DIRECTIONS:
Output the full material exactly as it appears here.

LISTED RECORDS:
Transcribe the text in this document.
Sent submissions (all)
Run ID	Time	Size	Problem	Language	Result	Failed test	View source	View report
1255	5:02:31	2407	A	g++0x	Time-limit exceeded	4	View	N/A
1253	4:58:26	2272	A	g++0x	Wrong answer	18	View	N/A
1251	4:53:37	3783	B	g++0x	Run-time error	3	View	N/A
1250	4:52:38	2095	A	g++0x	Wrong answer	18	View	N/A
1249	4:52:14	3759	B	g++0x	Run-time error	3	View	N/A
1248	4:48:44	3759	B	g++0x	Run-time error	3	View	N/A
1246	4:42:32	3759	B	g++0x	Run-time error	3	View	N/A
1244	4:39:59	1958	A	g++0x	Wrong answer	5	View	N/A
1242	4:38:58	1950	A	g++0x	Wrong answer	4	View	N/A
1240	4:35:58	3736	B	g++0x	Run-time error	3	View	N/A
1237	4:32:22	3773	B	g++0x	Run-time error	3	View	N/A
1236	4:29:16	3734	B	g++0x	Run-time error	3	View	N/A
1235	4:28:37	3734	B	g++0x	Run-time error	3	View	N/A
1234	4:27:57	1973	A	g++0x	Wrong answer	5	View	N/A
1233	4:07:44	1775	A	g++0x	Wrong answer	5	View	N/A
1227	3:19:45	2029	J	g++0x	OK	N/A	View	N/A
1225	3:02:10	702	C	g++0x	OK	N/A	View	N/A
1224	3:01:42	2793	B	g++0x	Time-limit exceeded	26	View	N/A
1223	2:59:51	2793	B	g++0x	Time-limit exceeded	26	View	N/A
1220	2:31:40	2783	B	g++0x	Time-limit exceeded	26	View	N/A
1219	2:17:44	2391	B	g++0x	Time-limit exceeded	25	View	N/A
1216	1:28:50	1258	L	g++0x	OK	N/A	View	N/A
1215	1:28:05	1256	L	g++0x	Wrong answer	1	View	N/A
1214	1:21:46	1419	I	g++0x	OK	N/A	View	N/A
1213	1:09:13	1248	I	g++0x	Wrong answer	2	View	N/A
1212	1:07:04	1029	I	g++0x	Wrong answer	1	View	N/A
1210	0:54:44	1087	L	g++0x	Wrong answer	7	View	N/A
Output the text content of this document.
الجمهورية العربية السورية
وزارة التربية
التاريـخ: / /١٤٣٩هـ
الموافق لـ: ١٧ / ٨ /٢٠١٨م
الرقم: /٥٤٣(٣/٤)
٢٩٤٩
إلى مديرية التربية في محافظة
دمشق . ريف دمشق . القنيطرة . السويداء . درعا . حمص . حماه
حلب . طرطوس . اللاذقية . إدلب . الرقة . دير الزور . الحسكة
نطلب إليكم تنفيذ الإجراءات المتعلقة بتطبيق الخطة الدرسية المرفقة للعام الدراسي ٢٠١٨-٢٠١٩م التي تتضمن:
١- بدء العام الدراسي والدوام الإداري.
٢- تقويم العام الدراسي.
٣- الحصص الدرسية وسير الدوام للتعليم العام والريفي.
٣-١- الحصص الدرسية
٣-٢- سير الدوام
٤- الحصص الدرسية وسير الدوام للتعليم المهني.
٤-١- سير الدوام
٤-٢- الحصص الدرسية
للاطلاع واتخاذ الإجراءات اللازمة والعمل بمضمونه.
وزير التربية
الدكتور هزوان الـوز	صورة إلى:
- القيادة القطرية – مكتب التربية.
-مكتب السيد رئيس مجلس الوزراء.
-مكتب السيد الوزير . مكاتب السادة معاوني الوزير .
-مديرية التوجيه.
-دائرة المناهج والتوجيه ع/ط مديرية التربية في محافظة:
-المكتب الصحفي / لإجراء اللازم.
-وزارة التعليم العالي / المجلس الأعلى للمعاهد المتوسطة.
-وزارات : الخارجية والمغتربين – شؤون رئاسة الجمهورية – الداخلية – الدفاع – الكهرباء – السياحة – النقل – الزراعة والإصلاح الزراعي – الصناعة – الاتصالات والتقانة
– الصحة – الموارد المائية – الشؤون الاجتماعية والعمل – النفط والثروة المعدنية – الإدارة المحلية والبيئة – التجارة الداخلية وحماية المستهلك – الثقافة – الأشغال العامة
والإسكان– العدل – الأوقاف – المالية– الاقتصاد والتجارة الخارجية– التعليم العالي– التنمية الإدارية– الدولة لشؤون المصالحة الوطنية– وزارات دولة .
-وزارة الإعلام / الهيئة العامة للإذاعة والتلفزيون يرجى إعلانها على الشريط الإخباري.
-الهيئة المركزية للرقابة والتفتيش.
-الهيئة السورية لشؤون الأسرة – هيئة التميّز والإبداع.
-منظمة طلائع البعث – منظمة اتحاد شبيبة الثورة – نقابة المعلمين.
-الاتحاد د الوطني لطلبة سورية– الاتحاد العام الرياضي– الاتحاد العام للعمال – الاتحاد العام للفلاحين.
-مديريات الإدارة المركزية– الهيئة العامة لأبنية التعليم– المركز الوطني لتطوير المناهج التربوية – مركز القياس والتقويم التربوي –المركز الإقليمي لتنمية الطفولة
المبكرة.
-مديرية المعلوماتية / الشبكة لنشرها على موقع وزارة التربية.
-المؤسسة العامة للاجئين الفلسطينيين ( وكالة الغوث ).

CORRECT OUTPUT:
Transcribe the text in this document.
Sent submissions (all)
Run ID	Time	Size	Problem	Language	Result	Failed test	View source	View report
1255	5:02:31	2407	A	g++0x	Time-limit exceeded	4	View	N/A
1253	4:58:26	2272	A	g++0x	Wrong answer	18	View	N/A
1251	4:53:37	3783	B	g++0x	Run-time error	3	View	N/A
1250	4:52:38	2095	A	g++0x	Wrong answer	18	View	N/A
1249	4:52:14	3759	B	g++0x	Run-time error	3	View	N/A
1248	4:48:44	3759	B	g++0x	Run-time error	3	View	N/A
1246	4:42:32	3759	B	g++0x	Run-time error	3	View	N/A
1244	4:39:59	1958	A	g++0x	Wrong answer	5	View	N/A
1242	4:38:58	1950	A	g++0x	Wrong answer	4	View	N/A
1240	4:35:58	3736	B	g++0x	Run-time error	3	View	N/A
1237	4:32:22	3773	B	g++0x	Run-time error	3	View	N/A
1236	4:29:16	3734	B	g++0x	Run-time error	3	View	N/A
1235	4:28:37	3734	B	g++0x	Run-time error	3	View	N/A
1234	4:27:57	1973	A	g++0x	Wrong answer	5	View	N/A
1233	4:07:44	1775	A	g++0x	Wrong answer	5	View	N/A
1227	3:19:45	2029	J	g++0x	OK	N/A	View	N/A
1225	3:02:10	702	C	g++0x	OK	N/A	View	N/A
1224	3:01:42	2793	B	g++0x	Time-limit exceeded	26	View	N/A
1223	2:59:51	2793	B	g++0x	Time-limit exceeded	26	View	N/A
1220	2:31:40	2783	B	g++0x	Time-limit exceeded	26	View	N/A
1219	2:17:44	2391	B	g++0x	Time-limit exceeded	25	View	N/A
1216	1:28:50	1258	L	g++0x	OK	N/A	View	N/A
1215	1:28:05	1256	L	g++0x	Wrong answer	1	View	N/A
1214	1:21:46	1419	I	g++0x	OK	N/A	View	N/A
1213	1:09:13	1248	I	g++0x	Wrong answer	2	View	N/A
1212	1:07:04	1029	I	g++0x	Wrong answer	1	View	N/A
1210	0:54:44	1087	L	g++0x	Wrong answer	7	View	N/A
Output the text content of this document.
الجمهورية العربية السورية
وزارة التربية
التاريـخ: / /١٤٣٩هـ
الموافق لـ: ١٧ / ٨ /٢٠١٨م
الرقم: /٥٤٣(٣/٤)
٢٩٤٩
إلى مديرية التربية في محافظة
دمشق . ريف دمشق . القنيطرة . السويداء . درعا . حمص . حماه
حلب . طرطوس . اللاذقية . إدلب . الرقة . دير الزور . الحسكة
نطلب إليكم تنفيذ الإجراءات المتعلقة بتطبيق الخطة الدرسية المرفقة للعام الدراسي ٢٠١٨-٢٠١٩م التي تتضمن:
١- بدء العام الدراسي والدوام الإداري.
٢- تقويم العام الدراسي.
٣- الحصص الدرسية وسير الدوام للتعليم العام والريفي.
٣-١- الحصص الدرسية
٣-٢- سير الدوام
٤- الحصص الدرسية وسير الدوام للتعليم المهني.
٤-١- سير الدوام
٤-٢- الحصص الدرسية
للاطلاع واتخاذ الإجراءات اللازمة والعمل بمضمونه.
وزير التربية
الدكتور هزوان الـوز	صورة إلى:
- القيادة القطرية – مكتب التربية.
-مكتب السيد رئيس مجلس الوزراء.
-مكتب السيد الوزير . مكاتب السادة معاوني الوزير .
-مديرية التوجيه.
-دائرة المناهج والتوجيه ع/ط مديرية التربية في محافظة:
-المكتب الصحفي / لإجراء اللازم.
-وزارة التعليم العالي / المجلس الأعلى للمعاهد المتوسطة.
-وزارات : الخارجية والمغتربين – شؤون رئاسة الجمهورية – الداخلية – الدفاع – الكهرباء – السياحة – النقل – الزراعة والإصلاح الزراعي – الصناعة – الاتصالات والتقانة
– الصحة – الموارد المائية – الشؤون الاجتماعية والعمل – النفط والثروة المعدنية – الإدارة المحلية والبيئة – التجارة الداخلية وحماية المستهلك – الثقافة – الأشغال العامة
والإسكان– العدل – الأوقاف – المالية– الاقتصاد والتجارة الخارجية– التعليم العالي– التنمية الإدارية– الدولة لشؤون المصالحة الوطنية– وزارات دولة .
-وزارة الإعلام / الهيئة العامة للإذاعة والتلفزيون يرجى إعلانها على الشريط الإخباري.
-الهيئة المركزية للرقابة والتفتيش.
-الهيئة السورية لشؤون الأسرة – هيئة التميّز والإبداع.
-منظمة طلائع البعث – منظمة اتحاد شبيبة الثورة – نقابة المعلمين.
-الاتحاد د الوطني لطلبة سورية– الاتحاد العام الرياضي– الاتحاد العام للعمال – الاتحاد العام للفلاحين.
-مديريات الإدارة المركزية– الهيئة العامة لأبنية التعليم– المركز الوطني لتطوير المناهج التربوية – مركز القياس والتقويم التربوي –المركز الإقليمي لتنمية الطفولة
المبكرة.
-مديرية المعلوماتية / الشبكة لنشرها على موقع وزارة التربية.
-المؤسسة العامة للاجئين الفلسطينيين ( وكالة الغوث ).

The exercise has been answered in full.